[Records about charts and figures]
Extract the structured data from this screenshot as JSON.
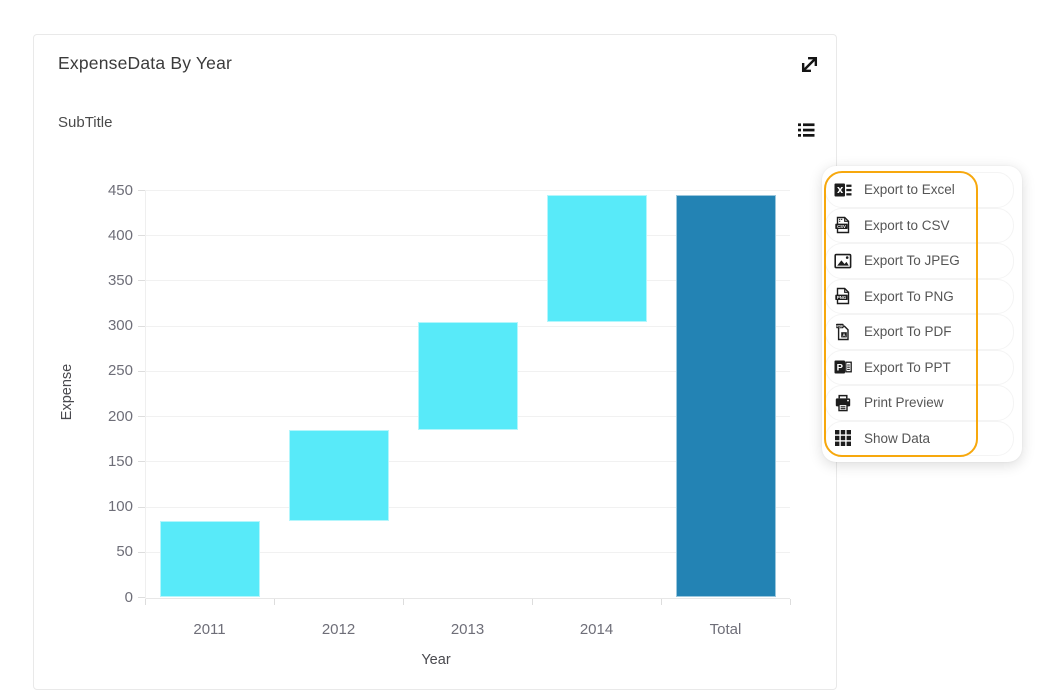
{
  "card": {
    "title": "ExpenseData By Year",
    "subtitle": "SubTitle",
    "toolbar": {
      "expand_icon": "expand-diagonal-arrows-icon",
      "menu_icon": "list-menu-icon"
    }
  },
  "menu": {
    "accent_color": "#F7A80D",
    "items": [
      {
        "icon": "excel-icon",
        "label": "Export to Excel"
      },
      {
        "icon": "csv-icon",
        "label": "Export to CSV"
      },
      {
        "icon": "jpeg-icon",
        "label": "Export To JPEG"
      },
      {
        "icon": "png-icon",
        "label": "Export To PNG"
      },
      {
        "icon": "pdf-icon",
        "label": "Export To PDF"
      },
      {
        "icon": "ppt-icon",
        "label": "Export To PPT"
      },
      {
        "icon": "print-icon",
        "label": "Print Preview"
      },
      {
        "icon": "show-data-icon",
        "label": "Show Data"
      }
    ]
  },
  "chart_data": {
    "type": "bar",
    "subtype": "waterfall",
    "title": "ExpenseData By Year",
    "subtitle": "SubTitle",
    "categories": [
      "2011",
      "2012",
      "2013",
      "2014",
      "Total"
    ],
    "values": [
      85,
      100,
      120,
      140,
      445
    ],
    "is_total": [
      false,
      false,
      false,
      false,
      true
    ],
    "segments": [
      [
        0,
        85
      ],
      [
        85,
        185
      ],
      [
        185,
        305
      ],
      [
        305,
        445
      ],
      [
        0,
        445
      ]
    ],
    "cumulative": [
      85,
      185,
      305,
      445,
      445
    ],
    "xlabel": "Year",
    "ylabel": "Expense",
    "ylim": [
      0,
      450
    ],
    "ytick_step": 50,
    "yticks": [
      0,
      50,
      100,
      150,
      200,
      250,
      300,
      350,
      400,
      450
    ],
    "grid": "horizontal",
    "legend": "none",
    "colors": {
      "series": "#58EAF9",
      "total": "#2383B4"
    }
  }
}
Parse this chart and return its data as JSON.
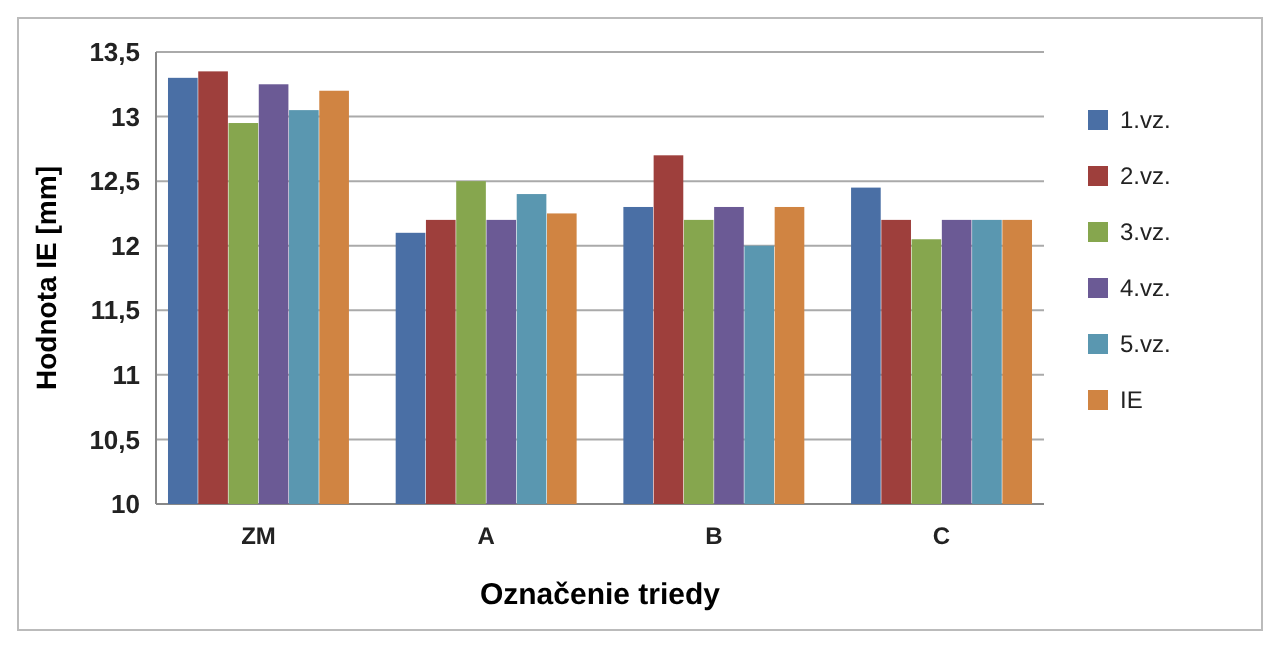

Required work ▸
Write out every record above exactly as it stands, but leave out the pictures.

Reply ▸
Extract the structured data from this screenshot as JSON.
{
  "card": {
    "title": "ExpenseData By Year",
    "subtitle": "SubTitle",
    "toolbar": {
      "expand_icon": "expand-diagonal-arrows-icon",
      "menu_icon": "list-menu-icon"
    }
  },
  "menu": {
    "accent_color": "#F7A80D",
    "items": [
      {
        "icon": "excel-icon",
        "label": "Export to Excel"
      },
      {
        "icon": "csv-icon",
        "label": "Export to CSV"
      },
      {
        "icon": "jpeg-icon",
        "label": "Export To JPEG"
      },
      {
        "icon": "png-icon",
        "label": "Export To PNG"
      },
      {
        "icon": "pdf-icon",
        "label": "Export To PDF"
      },
      {
        "icon": "ppt-icon",
        "label": "Export To PPT"
      },
      {
        "icon": "print-icon",
        "label": "Print Preview"
      },
      {
        "icon": "show-data-icon",
        "label": "Show Data"
      }
    ]
  },
  "chart_data": {
    "type": "bar",
    "subtype": "waterfall",
    "title": "ExpenseData By Year",
    "subtitle": "SubTitle",
    "categories": [
      "2011",
      "2012",
      "2013",
      "2014",
      "Total"
    ],
    "values": [
      85,
      100,
      120,
      140,
      445
    ],
    "is_total": [
      false,
      false,
      false,
      false,
      true
    ],
    "segments": [
      [
        0,
        85
      ],
      [
        85,
        185
      ],
      [
        185,
        305
      ],
      [
        305,
        445
      ],
      [
        0,
        445
      ]
    ],
    "cumulative": [
      85,
      185,
      305,
      445,
      445
    ],
    "xlabel": "Year",
    "ylabel": "Expense",
    "ylim": [
      0,
      450
    ],
    "ytick_step": 50,
    "yticks": [
      0,
      50,
      100,
      150,
      200,
      250,
      300,
      350,
      400,
      450
    ],
    "grid": "horizontal",
    "legend": "none",
    "colors": {
      "series": "#58EAF9",
      "total": "#2383B4"
    }
  }
}
Parse this chart and return its data as JSON.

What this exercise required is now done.